Document passage:
========================================
- Film poster
- Directed by: Abram Makowka
- Written by: Abram Makowka
- Produced by: Scott J. Brooks Hopwood DePree Rebecca Green
- Starring: Sam Huntington Haylie Duff Zachary Knighton Sarah Drew
- Cinematography: Adam Stone
- Edited by: David Hopper Tim Mirkovich
- Music by: Jon Sadoff
- Production company: TicTock Studios
- Distributed by: Jumpstart Pictures
- Release dates: April 29, 2010 (Newport Beach); February 19, 2013;
- Running time: 81 minutes
- Country: United States
- Language: English

= Tug (film) =

Tug is a 2010 American romantic comedy film written and directed by Abram Makowka and starring Sam Huntington, Haylie Duff, Zachary Knighton, and Sarah Drew. It was shown at the Newport Beach Film Festival & the Waterfront Film Festival.

==Premise==
A small-town guy (Huntington) tries to decide between staying with his current girlfriend (Drew) or going back to his psycho ex (Duff).

==Cast==
- Sam Huntington
- Haylie Duff as Kim
- Zachary Knighton as Judd
- Sarah Drew as Ariel
- Wendi McLendon-Covey as Taylor
- Maulik Pancholy as Carl
- Yeardley Smith as Mom
- Dennis North as Dad
- Skyler Stone as Agent
- David Zellner as Geno

==Release==
Tug was released on Amazon streaming on February 19, 2013.
========================================
Records shown:
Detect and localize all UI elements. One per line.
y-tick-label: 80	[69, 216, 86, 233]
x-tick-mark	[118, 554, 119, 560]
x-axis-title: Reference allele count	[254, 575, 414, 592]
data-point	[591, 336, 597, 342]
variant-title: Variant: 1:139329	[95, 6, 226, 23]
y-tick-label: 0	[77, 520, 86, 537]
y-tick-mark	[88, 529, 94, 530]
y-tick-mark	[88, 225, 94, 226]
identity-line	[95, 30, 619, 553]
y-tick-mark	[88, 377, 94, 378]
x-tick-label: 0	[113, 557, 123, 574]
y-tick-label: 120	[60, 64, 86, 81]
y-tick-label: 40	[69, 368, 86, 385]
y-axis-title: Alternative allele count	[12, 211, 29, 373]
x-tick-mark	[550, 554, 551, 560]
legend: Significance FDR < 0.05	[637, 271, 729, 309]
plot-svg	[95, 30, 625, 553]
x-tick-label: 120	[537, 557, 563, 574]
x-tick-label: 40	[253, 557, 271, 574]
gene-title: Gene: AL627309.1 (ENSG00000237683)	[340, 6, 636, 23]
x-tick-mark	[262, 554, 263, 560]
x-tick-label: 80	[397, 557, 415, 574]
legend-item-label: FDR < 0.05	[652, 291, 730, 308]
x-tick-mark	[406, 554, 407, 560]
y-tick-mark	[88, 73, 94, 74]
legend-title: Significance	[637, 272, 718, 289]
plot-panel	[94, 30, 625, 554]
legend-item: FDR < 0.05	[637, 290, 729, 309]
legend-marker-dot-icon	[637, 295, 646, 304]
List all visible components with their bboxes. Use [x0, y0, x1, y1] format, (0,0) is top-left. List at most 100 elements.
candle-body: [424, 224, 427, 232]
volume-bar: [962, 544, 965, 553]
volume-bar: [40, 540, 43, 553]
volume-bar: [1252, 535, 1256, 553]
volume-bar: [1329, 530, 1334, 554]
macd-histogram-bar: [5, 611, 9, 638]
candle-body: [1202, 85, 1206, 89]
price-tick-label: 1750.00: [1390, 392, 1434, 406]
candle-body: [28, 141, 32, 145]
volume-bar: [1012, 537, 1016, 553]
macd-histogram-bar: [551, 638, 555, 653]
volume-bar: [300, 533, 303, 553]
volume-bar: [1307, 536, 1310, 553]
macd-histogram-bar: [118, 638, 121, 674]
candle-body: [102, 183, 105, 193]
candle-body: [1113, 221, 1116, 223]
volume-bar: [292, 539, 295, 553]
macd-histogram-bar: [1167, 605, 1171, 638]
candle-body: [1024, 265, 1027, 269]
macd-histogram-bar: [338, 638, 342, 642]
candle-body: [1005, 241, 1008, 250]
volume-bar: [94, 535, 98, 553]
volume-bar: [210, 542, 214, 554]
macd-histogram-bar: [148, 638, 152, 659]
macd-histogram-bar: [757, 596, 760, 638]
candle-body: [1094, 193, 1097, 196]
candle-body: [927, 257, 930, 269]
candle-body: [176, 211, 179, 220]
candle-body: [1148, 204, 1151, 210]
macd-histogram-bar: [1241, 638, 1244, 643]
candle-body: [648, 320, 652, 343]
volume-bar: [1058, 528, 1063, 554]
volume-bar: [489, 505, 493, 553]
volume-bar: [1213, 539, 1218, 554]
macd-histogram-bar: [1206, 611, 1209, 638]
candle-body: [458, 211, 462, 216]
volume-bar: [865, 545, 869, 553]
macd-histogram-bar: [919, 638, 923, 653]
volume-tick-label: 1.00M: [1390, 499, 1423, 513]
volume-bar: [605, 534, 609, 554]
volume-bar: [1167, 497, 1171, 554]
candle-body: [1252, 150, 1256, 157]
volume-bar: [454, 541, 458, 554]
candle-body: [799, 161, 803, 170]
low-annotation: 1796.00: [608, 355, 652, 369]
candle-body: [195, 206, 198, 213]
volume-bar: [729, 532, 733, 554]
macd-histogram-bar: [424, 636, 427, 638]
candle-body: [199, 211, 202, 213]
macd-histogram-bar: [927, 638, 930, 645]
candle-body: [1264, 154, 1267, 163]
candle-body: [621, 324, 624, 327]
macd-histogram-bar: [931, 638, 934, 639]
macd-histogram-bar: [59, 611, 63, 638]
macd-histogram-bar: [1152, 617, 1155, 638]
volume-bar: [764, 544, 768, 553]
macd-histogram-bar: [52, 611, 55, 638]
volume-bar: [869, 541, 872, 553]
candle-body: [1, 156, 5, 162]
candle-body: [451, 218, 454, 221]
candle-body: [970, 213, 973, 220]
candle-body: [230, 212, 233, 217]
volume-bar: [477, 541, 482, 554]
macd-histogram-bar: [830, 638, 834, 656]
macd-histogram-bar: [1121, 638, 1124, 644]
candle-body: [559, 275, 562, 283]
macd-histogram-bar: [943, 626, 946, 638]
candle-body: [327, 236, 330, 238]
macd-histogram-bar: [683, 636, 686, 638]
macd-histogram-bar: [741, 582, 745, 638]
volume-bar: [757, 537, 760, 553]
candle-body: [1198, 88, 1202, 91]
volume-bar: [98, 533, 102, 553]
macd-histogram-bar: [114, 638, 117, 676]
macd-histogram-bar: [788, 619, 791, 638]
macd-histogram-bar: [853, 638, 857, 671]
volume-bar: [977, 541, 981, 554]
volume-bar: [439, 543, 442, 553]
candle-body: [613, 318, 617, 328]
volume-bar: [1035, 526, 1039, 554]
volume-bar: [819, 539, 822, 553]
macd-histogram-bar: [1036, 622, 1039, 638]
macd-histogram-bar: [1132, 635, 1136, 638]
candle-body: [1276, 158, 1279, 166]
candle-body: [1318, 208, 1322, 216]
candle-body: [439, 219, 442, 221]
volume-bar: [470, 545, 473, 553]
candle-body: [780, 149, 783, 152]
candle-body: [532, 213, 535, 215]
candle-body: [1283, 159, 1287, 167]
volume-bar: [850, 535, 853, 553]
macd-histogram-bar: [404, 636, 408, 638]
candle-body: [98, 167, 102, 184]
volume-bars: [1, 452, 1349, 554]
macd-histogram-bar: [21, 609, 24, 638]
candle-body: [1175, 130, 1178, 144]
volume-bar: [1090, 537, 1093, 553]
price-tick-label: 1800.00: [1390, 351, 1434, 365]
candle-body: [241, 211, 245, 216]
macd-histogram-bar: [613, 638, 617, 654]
========================================
Directions:
1. In the Tug film article, who plays Ariel?
2. Retype the part of the Tug film article between "Tug is a 2010" and "Waterfront Film Festival.", inclusive.

Responses by item number:
1. Sarah Drew

2.
Tug is a 2010 American romantic comedy film written and directed by Abram Makowka and starring Sam Huntington, Haylie Duff, Zachary Knighton, and Sarah Drew. It was shown at the Newport Beach Film Festival & the Waterfront Film Festival.